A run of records
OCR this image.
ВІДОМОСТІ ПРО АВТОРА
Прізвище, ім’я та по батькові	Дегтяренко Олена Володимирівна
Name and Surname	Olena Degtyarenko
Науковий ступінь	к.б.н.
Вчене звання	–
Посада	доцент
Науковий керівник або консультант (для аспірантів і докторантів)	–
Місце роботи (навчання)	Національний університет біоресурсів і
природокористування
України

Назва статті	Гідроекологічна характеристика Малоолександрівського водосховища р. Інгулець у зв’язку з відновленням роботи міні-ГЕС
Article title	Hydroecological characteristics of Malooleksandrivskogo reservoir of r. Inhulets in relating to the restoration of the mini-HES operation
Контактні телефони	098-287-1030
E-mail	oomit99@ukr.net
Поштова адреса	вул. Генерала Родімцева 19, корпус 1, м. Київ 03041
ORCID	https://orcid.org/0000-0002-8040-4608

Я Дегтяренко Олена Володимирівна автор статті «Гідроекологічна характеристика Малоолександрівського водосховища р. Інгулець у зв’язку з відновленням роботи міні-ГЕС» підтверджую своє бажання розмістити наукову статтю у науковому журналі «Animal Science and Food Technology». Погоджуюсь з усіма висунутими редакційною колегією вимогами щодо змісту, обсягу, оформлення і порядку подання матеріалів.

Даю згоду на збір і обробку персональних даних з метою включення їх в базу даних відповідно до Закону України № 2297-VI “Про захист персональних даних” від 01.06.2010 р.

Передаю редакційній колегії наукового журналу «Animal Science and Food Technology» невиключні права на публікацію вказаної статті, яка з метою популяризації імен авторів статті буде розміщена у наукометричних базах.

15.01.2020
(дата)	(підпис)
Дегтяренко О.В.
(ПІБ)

### [WRITTEN TASK]
Extract every record. Keep wording exact.

### [RESULT OF THIS EXERCISE]
OCR this image.
ВІДОМОСТІ ПРО АВТОРА
Прізвище, ім’я та по батькові	Дегтяренко Олена Володимирівна
Name and Surname	Olena Degtyarenko
Науковий ступінь	к.б.н.
Вчене звання	–
Посада	доцент
Науковий керівник або консультант (для аспірантів і докторантів)	–
Місце роботи (навчання)	Національний університет біоресурсів і
природокористування
України

Назва статті	Гідроекологічна характеристика Малоолександрівського водосховища р. Інгулець у зв’язку з відновленням роботи міні-ГЕС
Article title	Hydroecological characteristics of Malooleksandrivskogo reservoir of r. Inhulets in relating to the restoration of the mini-HES operation
Контактні телефони	098-287-1030
E-mail	oomit99@ukr.net
Поштова адреса	вул. Генерала Родімцева 19, корпус 1, м. Київ 03041
ORCID	https://orcid.org/0000-0002-8040-4608

Я Дегтяренко Олена Володимирівна автор статті «Гідроекологічна характеристика Малоолександрівського водосховища р. Інгулець у зв’язку з відновленням роботи міні-ГЕС» підтверджую своє бажання розмістити наукову статтю у науковому журналі «Animal Science and Food Technology». Погоджуюсь з усіма висунутими редакційною колегією вимогами щодо змісту, обсягу, оформлення і порядку подання матеріалів.

Даю згоду на збір і обробку персональних даних з метою включення їх в базу даних відповідно до Закону України № 2297-VI “Про захист персональних даних” від 01.06.2010 р.

Передаю редакційній колегії наукового журналу «Animal Science and Food Technology» невиключні права на публікацію вказаної статті, яка з метою популяризації імен авторів статті буде розміщена у наукометричних базах.

15.01.2020
(дата)	(підпис)
Дегтяренко О.В.
(ПІБ)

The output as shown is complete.